# [GOAL]
Below is a block of data; give all of it again word for word.

(Data entries)
════════════════════

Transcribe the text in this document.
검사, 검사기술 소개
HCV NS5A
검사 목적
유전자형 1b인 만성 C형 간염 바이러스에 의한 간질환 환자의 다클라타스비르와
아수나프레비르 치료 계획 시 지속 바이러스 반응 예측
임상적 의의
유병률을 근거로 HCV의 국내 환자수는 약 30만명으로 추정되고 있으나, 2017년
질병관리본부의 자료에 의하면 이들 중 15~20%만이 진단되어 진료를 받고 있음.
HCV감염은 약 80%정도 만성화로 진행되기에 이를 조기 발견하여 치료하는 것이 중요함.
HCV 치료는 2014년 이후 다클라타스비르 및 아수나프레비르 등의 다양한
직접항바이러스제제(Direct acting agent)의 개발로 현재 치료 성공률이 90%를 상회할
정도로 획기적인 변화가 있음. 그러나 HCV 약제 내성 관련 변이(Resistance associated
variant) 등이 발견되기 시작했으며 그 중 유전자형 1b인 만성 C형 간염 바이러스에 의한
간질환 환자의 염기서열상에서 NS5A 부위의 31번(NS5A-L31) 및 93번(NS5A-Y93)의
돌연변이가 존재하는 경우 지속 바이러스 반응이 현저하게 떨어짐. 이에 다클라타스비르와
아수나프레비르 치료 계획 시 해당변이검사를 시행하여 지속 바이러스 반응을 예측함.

════════════════════

# [FINAL ANSWER]
Transcribe the text in this document.
검사, 검사기술 소개
HCV NS5A
검사 목적
유전자형 1b인 만성 C형 간염 바이러스에 의한 간질환 환자의 다클라타스비르와
아수나프레비르 치료 계획 시 지속 바이러스 반응 예측
임상적 의의
유병률을 근거로 HCV의 국내 환자수는 약 30만명으로 추정되고 있으나, 2017년
질병관리본부의 자료에 의하면 이들 중 15~20%만이 진단되어 진료를 받고 있음.
HCV감염은 약 80%정도 만성화로 진행되기에 이를 조기 발견하여 치료하는 것이 중요함.
HCV 치료는 2014년 이후 다클라타스비르 및 아수나프레비르 등의 다양한
직접항바이러스제제(Direct acting agent)의 개발로 현재 치료 성공률이 90%를 상회할
정도로 획기적인 변화가 있음. 그러나 HCV 약제 내성 관련 변이(Resistance associated
variant) 등이 발견되기 시작했으며 그 중 유전자형 1b인 만성 C형 간염 바이러스에 의한
간질환 환자의 염기서열상에서 NS5A 부위의 31번(NS5A-L31) 및 93번(NS5A-Y93)의
돌연변이가 존재하는 경우 지속 바이러스 반응이 현저하게 떨어짐. 이에 다클라타스비르와
아수나프레비르 치료 계획 시 해당변이검사를 시행하여 지속 바이러스 반응을 예측함.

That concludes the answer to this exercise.